Filter the records for lines holding the string "this".
#### Data provided
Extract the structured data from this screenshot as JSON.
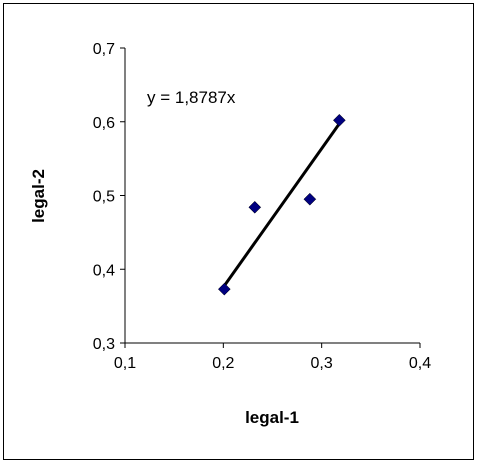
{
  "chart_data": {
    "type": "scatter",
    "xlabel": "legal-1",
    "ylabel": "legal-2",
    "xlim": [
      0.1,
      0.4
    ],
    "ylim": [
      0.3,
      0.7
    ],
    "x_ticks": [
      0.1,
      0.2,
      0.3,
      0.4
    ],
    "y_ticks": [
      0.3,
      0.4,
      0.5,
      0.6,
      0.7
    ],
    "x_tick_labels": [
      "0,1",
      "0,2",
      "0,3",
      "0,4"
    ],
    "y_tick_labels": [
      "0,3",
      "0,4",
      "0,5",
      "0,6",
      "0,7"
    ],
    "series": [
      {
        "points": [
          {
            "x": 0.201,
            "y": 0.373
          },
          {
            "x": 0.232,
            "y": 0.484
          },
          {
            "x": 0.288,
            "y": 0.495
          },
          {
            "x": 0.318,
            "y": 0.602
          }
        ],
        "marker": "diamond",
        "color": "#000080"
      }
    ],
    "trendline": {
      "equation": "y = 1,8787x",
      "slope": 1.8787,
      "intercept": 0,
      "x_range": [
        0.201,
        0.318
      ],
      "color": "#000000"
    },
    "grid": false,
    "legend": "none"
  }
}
########
#### Data provided
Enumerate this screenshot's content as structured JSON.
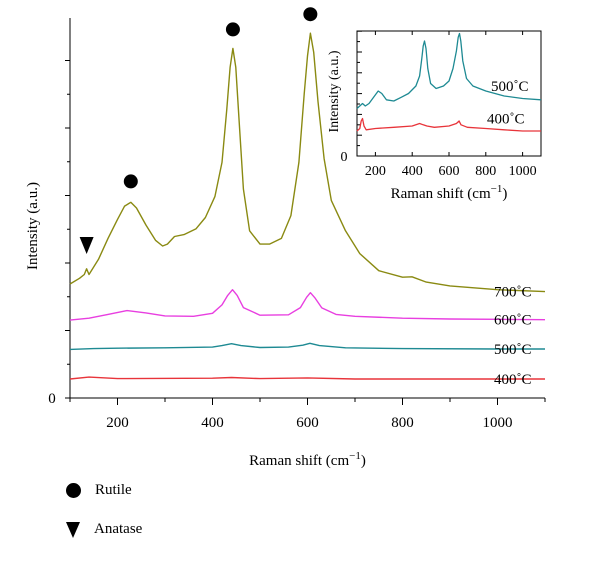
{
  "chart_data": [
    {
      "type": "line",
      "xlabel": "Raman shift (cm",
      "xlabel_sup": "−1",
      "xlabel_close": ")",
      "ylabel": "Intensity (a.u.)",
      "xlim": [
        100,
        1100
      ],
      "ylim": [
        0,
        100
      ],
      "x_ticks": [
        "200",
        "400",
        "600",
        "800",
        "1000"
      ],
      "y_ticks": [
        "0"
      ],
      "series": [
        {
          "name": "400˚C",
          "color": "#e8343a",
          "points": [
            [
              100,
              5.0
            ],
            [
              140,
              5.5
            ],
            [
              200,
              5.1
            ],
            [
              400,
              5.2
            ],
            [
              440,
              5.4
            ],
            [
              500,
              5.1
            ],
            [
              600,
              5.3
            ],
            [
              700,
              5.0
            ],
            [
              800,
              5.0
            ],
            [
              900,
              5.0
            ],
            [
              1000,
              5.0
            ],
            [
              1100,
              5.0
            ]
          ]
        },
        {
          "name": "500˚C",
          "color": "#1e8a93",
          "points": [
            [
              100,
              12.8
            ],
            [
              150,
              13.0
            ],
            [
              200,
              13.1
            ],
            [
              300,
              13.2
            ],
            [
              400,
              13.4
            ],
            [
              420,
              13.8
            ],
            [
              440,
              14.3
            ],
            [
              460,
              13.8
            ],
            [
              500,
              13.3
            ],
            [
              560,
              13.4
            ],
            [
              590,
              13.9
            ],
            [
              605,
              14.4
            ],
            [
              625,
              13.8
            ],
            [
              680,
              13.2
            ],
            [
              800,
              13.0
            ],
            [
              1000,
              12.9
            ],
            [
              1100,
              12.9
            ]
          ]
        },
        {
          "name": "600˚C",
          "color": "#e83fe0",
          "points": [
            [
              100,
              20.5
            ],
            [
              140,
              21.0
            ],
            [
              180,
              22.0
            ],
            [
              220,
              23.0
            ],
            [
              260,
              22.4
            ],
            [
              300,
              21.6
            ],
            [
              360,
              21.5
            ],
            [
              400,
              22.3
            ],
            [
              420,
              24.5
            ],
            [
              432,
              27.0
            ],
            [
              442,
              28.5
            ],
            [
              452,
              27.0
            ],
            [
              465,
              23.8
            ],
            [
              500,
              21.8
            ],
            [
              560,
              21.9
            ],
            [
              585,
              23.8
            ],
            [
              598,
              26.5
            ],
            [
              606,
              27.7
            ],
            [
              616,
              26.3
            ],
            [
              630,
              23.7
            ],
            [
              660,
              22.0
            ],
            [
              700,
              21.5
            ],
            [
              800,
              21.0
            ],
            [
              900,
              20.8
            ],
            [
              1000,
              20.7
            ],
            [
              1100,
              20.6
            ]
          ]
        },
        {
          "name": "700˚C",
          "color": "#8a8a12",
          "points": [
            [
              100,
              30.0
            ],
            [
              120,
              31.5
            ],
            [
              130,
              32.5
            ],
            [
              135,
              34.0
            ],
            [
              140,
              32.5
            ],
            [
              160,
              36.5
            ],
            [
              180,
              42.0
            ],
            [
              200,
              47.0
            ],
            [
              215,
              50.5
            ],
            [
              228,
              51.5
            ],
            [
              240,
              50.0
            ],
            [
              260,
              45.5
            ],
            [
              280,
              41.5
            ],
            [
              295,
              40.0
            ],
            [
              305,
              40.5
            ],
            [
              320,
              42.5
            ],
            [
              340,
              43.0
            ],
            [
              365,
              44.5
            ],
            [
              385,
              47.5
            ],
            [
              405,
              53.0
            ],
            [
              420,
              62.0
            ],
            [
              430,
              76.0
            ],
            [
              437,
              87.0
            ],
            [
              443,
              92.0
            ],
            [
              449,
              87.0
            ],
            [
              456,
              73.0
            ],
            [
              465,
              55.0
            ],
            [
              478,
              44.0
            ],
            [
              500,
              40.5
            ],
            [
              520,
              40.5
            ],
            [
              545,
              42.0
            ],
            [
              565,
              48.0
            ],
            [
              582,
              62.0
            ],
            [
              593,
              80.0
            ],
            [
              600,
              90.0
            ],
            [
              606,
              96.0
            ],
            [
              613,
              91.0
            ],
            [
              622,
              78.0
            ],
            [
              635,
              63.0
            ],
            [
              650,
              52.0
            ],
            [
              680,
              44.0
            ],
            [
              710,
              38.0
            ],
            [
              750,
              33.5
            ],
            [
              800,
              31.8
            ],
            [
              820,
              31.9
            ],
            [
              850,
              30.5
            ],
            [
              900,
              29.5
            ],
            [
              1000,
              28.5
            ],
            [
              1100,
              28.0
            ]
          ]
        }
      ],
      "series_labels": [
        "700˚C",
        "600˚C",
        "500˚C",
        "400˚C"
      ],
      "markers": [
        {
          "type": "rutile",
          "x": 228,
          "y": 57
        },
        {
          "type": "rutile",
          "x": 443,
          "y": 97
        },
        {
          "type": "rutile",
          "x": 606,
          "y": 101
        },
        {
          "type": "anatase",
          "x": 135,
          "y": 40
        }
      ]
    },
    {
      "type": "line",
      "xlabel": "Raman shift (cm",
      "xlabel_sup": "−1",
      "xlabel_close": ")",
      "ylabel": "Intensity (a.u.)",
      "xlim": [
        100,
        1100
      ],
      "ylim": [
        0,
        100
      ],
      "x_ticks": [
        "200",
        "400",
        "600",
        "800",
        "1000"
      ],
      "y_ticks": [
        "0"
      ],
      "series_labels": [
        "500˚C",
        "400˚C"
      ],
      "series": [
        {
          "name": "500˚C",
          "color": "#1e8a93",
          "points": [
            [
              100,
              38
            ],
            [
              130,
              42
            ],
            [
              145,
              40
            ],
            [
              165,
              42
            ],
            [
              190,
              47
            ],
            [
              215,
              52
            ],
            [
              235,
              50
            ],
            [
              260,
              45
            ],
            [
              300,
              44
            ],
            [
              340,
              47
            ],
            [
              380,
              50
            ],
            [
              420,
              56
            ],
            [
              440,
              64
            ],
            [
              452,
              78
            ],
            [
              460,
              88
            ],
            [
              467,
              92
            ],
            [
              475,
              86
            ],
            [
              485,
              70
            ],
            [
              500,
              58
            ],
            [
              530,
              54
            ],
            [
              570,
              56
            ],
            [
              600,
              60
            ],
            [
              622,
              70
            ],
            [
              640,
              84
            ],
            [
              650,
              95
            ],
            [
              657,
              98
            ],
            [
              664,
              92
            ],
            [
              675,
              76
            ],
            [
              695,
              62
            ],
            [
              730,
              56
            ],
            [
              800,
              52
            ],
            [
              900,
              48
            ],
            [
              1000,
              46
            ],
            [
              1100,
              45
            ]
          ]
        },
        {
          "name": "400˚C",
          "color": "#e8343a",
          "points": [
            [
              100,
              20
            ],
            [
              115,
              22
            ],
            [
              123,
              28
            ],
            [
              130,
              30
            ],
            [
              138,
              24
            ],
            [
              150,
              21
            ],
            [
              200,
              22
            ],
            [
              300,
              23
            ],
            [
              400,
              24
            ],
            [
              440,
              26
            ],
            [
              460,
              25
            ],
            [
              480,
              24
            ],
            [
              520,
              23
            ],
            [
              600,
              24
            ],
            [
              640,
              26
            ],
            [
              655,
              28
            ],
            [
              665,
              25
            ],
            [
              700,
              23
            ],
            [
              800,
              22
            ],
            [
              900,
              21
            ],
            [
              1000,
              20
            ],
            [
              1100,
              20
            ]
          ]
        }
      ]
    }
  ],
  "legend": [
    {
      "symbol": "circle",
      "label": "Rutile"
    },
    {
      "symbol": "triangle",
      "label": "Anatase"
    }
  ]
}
########
:: Correct result ::
Extract the structured data from this screenshot as JSON.
Enumerate this screenshot's content as structured JSON.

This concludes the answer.